**EXERCISE TASK:**
Gather from the listing below each line that includes the word "وقال", and copy it.

>>>>

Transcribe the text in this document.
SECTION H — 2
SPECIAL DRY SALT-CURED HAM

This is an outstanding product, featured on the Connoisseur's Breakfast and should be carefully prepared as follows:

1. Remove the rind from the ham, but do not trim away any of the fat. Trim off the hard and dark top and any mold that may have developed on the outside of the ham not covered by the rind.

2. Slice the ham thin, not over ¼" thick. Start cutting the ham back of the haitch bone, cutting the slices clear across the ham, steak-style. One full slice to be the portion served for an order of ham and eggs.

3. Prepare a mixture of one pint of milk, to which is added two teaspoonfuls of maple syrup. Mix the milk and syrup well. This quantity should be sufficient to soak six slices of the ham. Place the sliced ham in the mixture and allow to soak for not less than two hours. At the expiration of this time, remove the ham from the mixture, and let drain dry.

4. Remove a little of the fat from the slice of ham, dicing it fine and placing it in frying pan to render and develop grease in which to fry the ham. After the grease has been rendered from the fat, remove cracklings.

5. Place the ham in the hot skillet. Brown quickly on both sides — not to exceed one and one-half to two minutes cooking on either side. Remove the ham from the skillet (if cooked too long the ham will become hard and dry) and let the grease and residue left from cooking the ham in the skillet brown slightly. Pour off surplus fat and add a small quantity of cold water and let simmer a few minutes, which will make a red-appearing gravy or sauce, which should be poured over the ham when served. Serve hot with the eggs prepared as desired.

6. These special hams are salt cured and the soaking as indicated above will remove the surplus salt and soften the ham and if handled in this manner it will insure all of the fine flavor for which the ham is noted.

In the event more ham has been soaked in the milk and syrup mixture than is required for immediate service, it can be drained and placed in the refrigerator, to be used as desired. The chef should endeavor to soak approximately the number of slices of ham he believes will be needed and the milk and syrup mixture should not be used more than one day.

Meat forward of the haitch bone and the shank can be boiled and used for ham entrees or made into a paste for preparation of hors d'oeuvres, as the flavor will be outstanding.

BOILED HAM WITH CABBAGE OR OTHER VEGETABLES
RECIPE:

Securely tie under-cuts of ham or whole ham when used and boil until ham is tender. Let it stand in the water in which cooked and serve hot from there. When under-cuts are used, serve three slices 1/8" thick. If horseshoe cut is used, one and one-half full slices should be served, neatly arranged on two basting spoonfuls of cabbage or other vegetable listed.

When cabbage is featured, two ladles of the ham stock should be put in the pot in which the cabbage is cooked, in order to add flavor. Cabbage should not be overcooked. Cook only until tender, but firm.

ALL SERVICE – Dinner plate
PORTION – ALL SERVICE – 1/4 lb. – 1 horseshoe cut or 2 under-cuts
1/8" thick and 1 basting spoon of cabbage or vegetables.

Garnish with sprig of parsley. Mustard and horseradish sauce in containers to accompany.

<<<<
>>>>

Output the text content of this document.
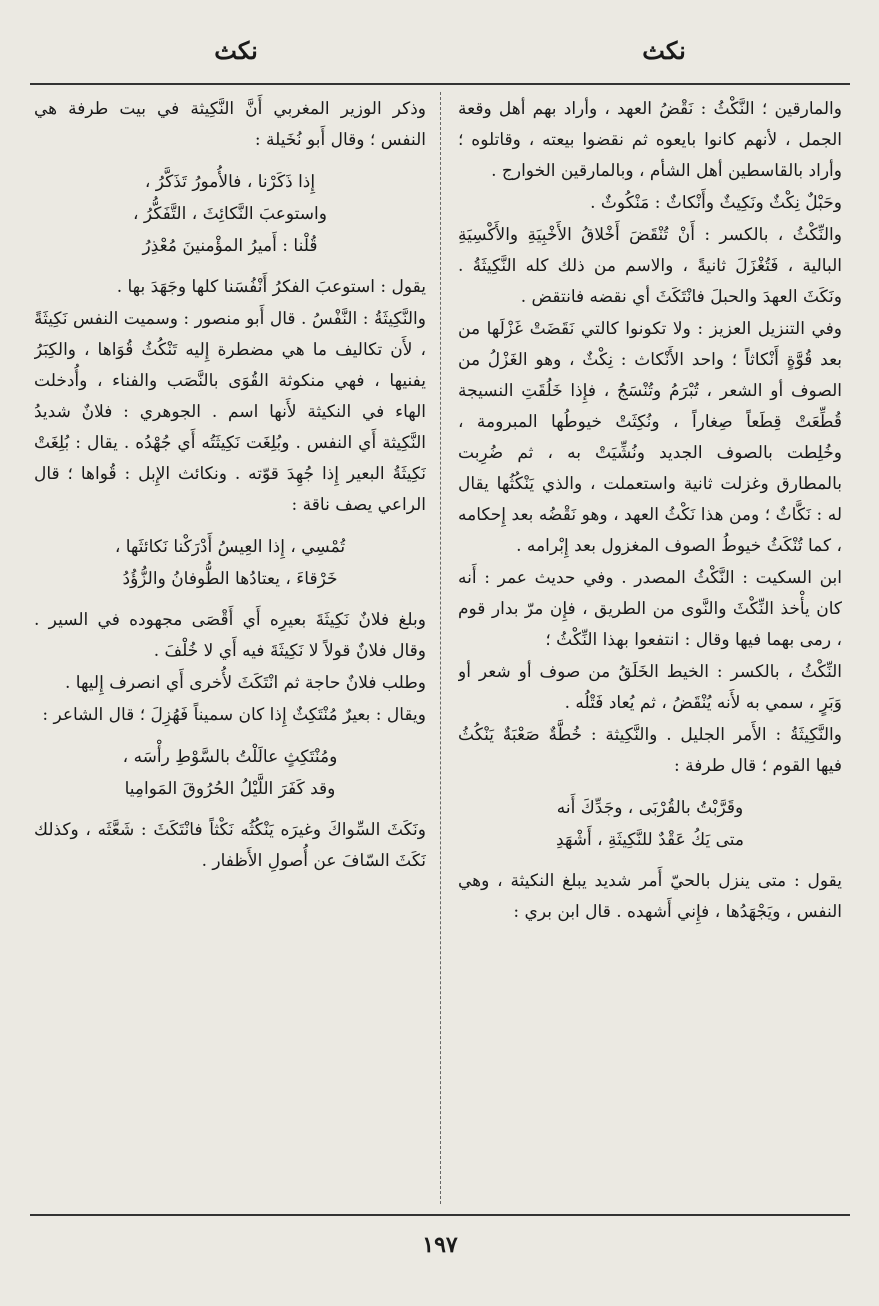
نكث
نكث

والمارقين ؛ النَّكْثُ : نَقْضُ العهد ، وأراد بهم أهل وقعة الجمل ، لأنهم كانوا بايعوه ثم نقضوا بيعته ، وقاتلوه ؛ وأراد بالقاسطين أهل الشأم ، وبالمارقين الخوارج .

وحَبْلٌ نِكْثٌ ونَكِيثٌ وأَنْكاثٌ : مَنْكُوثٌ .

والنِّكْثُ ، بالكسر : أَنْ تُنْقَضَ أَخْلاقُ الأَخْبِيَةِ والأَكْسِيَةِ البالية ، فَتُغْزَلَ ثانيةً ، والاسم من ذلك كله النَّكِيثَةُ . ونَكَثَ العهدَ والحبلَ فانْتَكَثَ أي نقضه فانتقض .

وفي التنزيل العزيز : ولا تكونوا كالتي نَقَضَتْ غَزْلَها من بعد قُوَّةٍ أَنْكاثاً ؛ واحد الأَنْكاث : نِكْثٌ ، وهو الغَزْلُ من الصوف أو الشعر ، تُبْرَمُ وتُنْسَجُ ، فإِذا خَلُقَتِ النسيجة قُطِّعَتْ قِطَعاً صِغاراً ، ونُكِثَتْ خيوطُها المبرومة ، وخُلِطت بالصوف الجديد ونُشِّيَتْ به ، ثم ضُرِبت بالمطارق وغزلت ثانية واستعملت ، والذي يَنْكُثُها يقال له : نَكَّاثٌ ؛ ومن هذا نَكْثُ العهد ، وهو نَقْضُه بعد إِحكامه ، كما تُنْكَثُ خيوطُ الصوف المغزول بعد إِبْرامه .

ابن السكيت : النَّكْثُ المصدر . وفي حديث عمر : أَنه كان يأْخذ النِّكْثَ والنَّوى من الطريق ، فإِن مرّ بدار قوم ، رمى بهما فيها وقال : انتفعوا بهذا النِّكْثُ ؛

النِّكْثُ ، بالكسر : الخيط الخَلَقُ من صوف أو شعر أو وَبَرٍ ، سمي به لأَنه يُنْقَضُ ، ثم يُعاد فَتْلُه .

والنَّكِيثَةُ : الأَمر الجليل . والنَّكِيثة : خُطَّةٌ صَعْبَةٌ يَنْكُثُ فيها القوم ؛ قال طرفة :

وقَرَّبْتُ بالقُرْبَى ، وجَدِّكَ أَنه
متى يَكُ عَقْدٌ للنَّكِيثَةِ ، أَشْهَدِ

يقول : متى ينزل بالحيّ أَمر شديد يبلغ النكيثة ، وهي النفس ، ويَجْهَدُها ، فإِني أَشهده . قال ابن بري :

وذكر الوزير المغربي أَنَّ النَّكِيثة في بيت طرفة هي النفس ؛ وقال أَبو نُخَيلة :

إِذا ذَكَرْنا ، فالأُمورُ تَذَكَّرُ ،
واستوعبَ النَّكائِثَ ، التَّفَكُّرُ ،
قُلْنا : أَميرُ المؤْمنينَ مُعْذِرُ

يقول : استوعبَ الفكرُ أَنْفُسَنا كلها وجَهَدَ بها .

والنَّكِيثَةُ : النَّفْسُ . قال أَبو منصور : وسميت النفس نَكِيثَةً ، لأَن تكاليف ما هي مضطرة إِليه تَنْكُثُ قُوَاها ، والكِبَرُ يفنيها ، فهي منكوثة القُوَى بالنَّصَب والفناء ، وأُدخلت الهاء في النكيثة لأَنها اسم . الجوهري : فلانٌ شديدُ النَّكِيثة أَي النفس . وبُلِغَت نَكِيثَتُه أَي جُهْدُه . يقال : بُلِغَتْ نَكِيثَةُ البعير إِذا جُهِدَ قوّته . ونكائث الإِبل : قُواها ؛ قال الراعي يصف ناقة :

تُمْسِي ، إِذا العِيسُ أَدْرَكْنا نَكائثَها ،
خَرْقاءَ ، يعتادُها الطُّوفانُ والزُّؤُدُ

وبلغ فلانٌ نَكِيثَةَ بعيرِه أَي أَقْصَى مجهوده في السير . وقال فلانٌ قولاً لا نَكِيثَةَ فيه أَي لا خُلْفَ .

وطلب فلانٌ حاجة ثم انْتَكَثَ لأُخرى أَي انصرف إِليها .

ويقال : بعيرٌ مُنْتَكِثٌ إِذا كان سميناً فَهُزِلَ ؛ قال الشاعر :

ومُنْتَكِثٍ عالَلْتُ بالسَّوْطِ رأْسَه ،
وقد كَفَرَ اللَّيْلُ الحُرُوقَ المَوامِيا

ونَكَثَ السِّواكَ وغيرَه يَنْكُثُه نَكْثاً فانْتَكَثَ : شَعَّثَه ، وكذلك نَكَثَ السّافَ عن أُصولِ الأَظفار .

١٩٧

<<<<

**TASK OUTPUT:**
ابن السكيت : النَّكْثُ المصدر . وفي حديث عمر : أَنه كان يأْخذ النِّكْثَ والنَّوى من الطريق ، فإِن مرّ بدار قوم ، رمى بهما فيها وقال : انتفعوا بهذا النِّكْثُ ؛
وذكر الوزير المغربي أَنَّ النَّكِيثة في بيت طرفة هي النفس ؛ وقال أَبو نُخَيلة :
وبلغ فلانٌ نَكِيثَةَ بعيرِه أَي أَقْصَى مجهوده في السير . وقال فلانٌ قولاً لا نَكِيثَةَ فيه أَي لا خُلْفَ .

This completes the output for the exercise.